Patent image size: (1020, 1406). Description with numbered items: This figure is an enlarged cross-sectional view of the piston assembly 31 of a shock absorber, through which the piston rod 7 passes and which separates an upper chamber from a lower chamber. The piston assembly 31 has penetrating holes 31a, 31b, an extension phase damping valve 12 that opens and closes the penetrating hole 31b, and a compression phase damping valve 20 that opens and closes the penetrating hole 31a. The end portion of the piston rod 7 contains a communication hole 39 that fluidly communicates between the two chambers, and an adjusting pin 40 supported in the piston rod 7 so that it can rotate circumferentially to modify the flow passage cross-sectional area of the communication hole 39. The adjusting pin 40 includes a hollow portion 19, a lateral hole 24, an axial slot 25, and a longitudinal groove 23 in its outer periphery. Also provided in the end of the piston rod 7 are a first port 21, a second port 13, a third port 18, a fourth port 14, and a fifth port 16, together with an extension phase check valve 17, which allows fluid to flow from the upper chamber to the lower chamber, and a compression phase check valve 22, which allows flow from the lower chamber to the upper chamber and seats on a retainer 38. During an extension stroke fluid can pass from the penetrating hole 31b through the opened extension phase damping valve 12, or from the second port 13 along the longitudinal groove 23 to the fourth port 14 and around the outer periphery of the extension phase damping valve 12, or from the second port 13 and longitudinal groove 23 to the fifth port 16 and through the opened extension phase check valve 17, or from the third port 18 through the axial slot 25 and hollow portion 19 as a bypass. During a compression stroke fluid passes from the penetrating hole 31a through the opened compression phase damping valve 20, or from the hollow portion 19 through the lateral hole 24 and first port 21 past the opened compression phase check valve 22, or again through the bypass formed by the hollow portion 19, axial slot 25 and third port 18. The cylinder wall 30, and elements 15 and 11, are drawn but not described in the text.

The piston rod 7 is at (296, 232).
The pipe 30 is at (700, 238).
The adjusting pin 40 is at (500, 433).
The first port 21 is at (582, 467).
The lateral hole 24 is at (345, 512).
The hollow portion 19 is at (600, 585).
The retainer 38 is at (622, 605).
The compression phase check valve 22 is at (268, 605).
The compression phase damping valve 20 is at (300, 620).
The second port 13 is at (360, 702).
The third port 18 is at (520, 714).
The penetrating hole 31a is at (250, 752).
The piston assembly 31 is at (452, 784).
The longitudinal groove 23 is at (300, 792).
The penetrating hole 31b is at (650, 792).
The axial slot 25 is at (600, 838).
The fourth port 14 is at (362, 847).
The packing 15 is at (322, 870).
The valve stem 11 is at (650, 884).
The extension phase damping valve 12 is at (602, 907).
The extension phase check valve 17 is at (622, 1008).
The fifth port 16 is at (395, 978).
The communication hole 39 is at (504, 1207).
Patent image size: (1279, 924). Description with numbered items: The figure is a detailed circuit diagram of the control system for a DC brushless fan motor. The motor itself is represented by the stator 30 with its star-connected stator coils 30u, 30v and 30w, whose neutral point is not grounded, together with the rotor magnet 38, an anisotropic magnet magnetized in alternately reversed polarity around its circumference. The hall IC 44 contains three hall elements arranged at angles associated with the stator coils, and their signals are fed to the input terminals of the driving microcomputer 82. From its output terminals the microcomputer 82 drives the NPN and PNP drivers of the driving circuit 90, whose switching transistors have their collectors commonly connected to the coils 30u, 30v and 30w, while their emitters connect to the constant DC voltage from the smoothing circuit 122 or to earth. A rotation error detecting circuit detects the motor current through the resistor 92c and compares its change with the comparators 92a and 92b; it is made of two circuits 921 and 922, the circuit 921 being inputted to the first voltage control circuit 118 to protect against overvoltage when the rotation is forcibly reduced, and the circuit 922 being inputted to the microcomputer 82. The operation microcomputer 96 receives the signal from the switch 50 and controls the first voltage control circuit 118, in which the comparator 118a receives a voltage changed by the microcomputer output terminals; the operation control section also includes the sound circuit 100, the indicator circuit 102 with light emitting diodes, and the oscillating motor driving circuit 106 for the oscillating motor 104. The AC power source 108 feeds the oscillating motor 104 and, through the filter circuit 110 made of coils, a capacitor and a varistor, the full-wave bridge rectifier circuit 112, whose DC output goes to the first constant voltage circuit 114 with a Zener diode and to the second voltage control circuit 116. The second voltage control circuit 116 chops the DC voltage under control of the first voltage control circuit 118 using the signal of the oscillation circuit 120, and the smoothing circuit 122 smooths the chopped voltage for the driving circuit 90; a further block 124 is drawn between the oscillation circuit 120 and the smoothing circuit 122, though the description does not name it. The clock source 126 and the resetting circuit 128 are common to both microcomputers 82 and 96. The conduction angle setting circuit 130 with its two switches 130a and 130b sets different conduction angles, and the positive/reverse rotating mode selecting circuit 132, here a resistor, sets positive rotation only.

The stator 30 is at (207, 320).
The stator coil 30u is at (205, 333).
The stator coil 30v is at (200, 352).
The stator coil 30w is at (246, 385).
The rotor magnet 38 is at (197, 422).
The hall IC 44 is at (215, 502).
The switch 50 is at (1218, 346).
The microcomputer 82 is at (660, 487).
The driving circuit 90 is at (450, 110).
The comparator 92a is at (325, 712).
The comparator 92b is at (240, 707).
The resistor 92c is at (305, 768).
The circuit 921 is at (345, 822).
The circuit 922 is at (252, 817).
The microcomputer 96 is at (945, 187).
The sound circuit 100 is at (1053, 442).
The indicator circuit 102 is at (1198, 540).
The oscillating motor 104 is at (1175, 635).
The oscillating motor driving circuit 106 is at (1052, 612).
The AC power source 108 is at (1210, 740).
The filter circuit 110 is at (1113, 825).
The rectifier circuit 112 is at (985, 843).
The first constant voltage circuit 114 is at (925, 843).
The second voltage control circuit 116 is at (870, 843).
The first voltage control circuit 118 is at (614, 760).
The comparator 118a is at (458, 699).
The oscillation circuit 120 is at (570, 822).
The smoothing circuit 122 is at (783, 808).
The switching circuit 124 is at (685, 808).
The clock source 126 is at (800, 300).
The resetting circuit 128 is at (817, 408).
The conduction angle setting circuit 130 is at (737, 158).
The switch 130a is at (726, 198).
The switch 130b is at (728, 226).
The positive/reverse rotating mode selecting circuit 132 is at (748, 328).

GIVEN TASK = Rewrite all of the material as a single numbered list, one line per item, and drop the blank lines.

EXERCISE OUTPUT =
1. Patent image size: (1020, 1406). Description with numbered items: This figure is an enlarged cross-sectional view of the piston assembly 31 of a shock absorber, through which the piston rod 7 passes and which separates an upper chamber from a lower chamber. The piston assembly 31 has penetrating holes 31a, 31b, an extension phase damping valve 12 that opens and closes the penetrating hole 31b, and a compression phase damping valve 20 that opens and closes the penetrating hole 31a. The end portion of the piston rod 7 contains a communication hole 39 that fluidly communicates between the two chambers, and an adjusting pin 40 supported in the piston rod 7 so that it can rotate circumferentially to modify the flow passage cross-sectional area of the communication hole 39. The adjusting pin 40 includes a hollow portion 19, a lateral hole 24, an axial slot 25, and a longitudinal groove 23 in its outer periphery. Also provided in the end of the piston rod 7 are a first port 21, a second port 13, a third port 18, a fourth port 14, and a fifth port 16, together with an extension phase check valve 17, which allows fluid to flow from the upper chamber to the lower chamber, and a compression phase check valve 22, which allows flow from the lower chamber to the upper chamber and seats on a retainer 38. During an extension stroke fluid can pass from the penetrating hole 31b through the opened extension phase damping valve 12, or from the second port 13 along the longitudinal groove 23 to the fourth port 14 and around the outer periphery of the extension phase damping valve 12, or from the second port 13 and longitudinal groove 23 to the fifth port 16 and through the opened extension phase check valve 17, or from the third port 18 through the axial slot 25 and hollow portion 19 as a bypass. During a compression stroke fluid passes from the penetrating hole 31a through the opened compression phase damping valve 20, or from the hollow portion 19 through the lateral hole 24 and first port 21 past the opened compression phase check valve 22, or again through the bypass formed by the hollow portion 19, axial slot 25 and third port 18. The cylinder wall 30, and elements 15 and 11, are drawn but not described in the text.
2. The piston rod 7 is at (296, 232).
3. The pipe 30 is at (700, 238).
4. The adjusting pin 40 is at (500, 433).
5. The first port 21 is at (582, 467).
6. The lateral hole 24 is at (345, 512).
7. The hollow portion 19 is at (600, 585).
8. The retainer 38 is at (622, 605).
9. The compression phase check valve 22 is at (268, 605).
10. The compression phase damping valve 20 is at (300, 620).
11. The second port 13 is at (360, 702).
12. The third port 18 is at (520, 714).
13. The penetrating hole 31a is at (250, 752).
14. The piston assembly 31 is at (452, 784).
15. The longitudinal groove 23 is at (300, 792).
16. The penetrating hole 31b is at (650, 792).
17. The axial slot 25 is at (600, 838).
18. The fourth port 14 is at (362, 847).
19. The packing 15 is at (322, 870).
20. The valve stem 11 is at (650, 884).
21. The extension phase damping valve 12 is at (602, 907).
22. The extension phase check valve 17 is at (622, 1008).
23. The fifth port 16 is at (395, 978).
24. The communication hole 39 is at (504, 1207).
25. Patent image size: (1279, 924). Description with numbered items: The figure is a detailed circuit diagram of the control system for a DC brushless fan motor. The motor itself is represented by the stator 30 with its star-connected stator coils 30u, 30v and 30w, whose neutral point is not grounded, together with the rotor magnet 38, an anisotropic magnet magnetized in alternately reversed polarity around its circumference. The hall IC 44 contains three hall elements arranged at angles associated with the stator coils, and their signals are fed to the input terminals of the driving microcomputer 82. From its output terminals the microcomputer 82 drives the NPN and PNP drivers of the driving circuit 90, whose switching transistors have their collectors commonly connected to the coils 30u, 30v and 30w, while their emitters connect to the constant DC voltage from the smoothing circuit 122 or to earth. A rotation error detecting circuit detects the motor current through the resistor 92c and compares its change with the comparators 92a and 92b; it is made of two circuits 921 and 922, the circuit 921 being inputted to the first voltage control circuit 118 to protect against overvoltage when the rotation is forcibly reduced, and the circuit 922 being inputted to the microcomputer 82. The operation microcomputer 96 receives the signal from the switch 50 and controls the first voltage control circuit 118, in which the comparator 118a receives a voltage changed by the microcomputer output terminals; the operation control section also includes the sound circuit 100, the indicator circuit 102 with light emitting diodes, and the oscillating motor driving circuit 106 for the oscillating motor 104. The AC power source 108 feeds the oscillating motor 104 and, through the filter circuit 110 made of coils, a capacitor and a varistor, the full-wave bridge rectifier circuit 112, whose DC output goes to the first constant voltage circuit 114 with a Zener diode and to the second voltage control circuit 116. The second voltage control circuit 116 chops the DC voltage under control of the first voltage control circuit 118 using the signal of the oscillation circuit 120, and the smoothing circuit 122 smooths the chopped voltage for the driving circuit 90; a further block 124 is drawn between the oscillation circuit 120 and the smoothing circuit 122, though the description does not name it. The clock source 126 and the resetting circuit 128 are common to both microcomputers 82 and 96. The conduction angle setting circuit 130 with its two switches 130a and 130b sets different conduction angles, and the positive/reverse rotating mode selecting circuit 132, here a resistor, sets positive rotation only.
26. The stator 30 is at (207, 320).
27. The stator coil 30u is at (205, 333).
28. The stator coil 30v is at (200, 352).
29. The stator coil 30w is at (246, 385).
30. The rotor magnet 38 is at (197, 422).
31. The hall IC 44 is at (215, 502).
32. The switch 50 is at (1218, 346).
33. The microcomputer 82 is at (660, 487).
34. The driving circuit 90 is at (450, 110).
35. The comparator 92a is at (325, 712).
36. The comparator 92b is at (240, 707).
37. The resistor 92c is at (305, 768).
38. The circuit 921 is at (345, 822).
39. The circuit 922 is at (252, 817).
40. The microcomputer 96 is at (945, 187).
41. The sound circuit 100 is at (1053, 442).
42. The indicator circuit 102 is at (1198, 540).
43. The oscillating motor 104 is at (1175, 635).
44. The oscillating motor driving circuit 106 is at (1052, 612).
45. The AC power source 108 is at (1210, 740).
46. The filter circuit 110 is at (1113, 825).
47. The rectifier circuit 112 is at (985, 843).
48. The first constant voltage circuit 114 is at (925, 843).
49. The second voltage control circuit 116 is at (870, 843).
50. The first voltage control circuit 118 is at (614, 760).
51. The comparator 118a is at (458, 699).
52. The oscillation circuit 120 is at (570, 822).
53. The smoothing circuit 122 is at (783, 808).
54. The switching circuit 124 is at (685, 808).
55. The clock source 126 is at (800, 300).
56. The resetting circuit 128 is at (817, 408).
57. The conduction angle setting circuit 130 is at (737, 158).
58. The switch 130a is at (726, 198).
59. The switch 130b is at (728, 226).
60. The positive/reverse rotating mode selecting circuit 132 is at (748, 328).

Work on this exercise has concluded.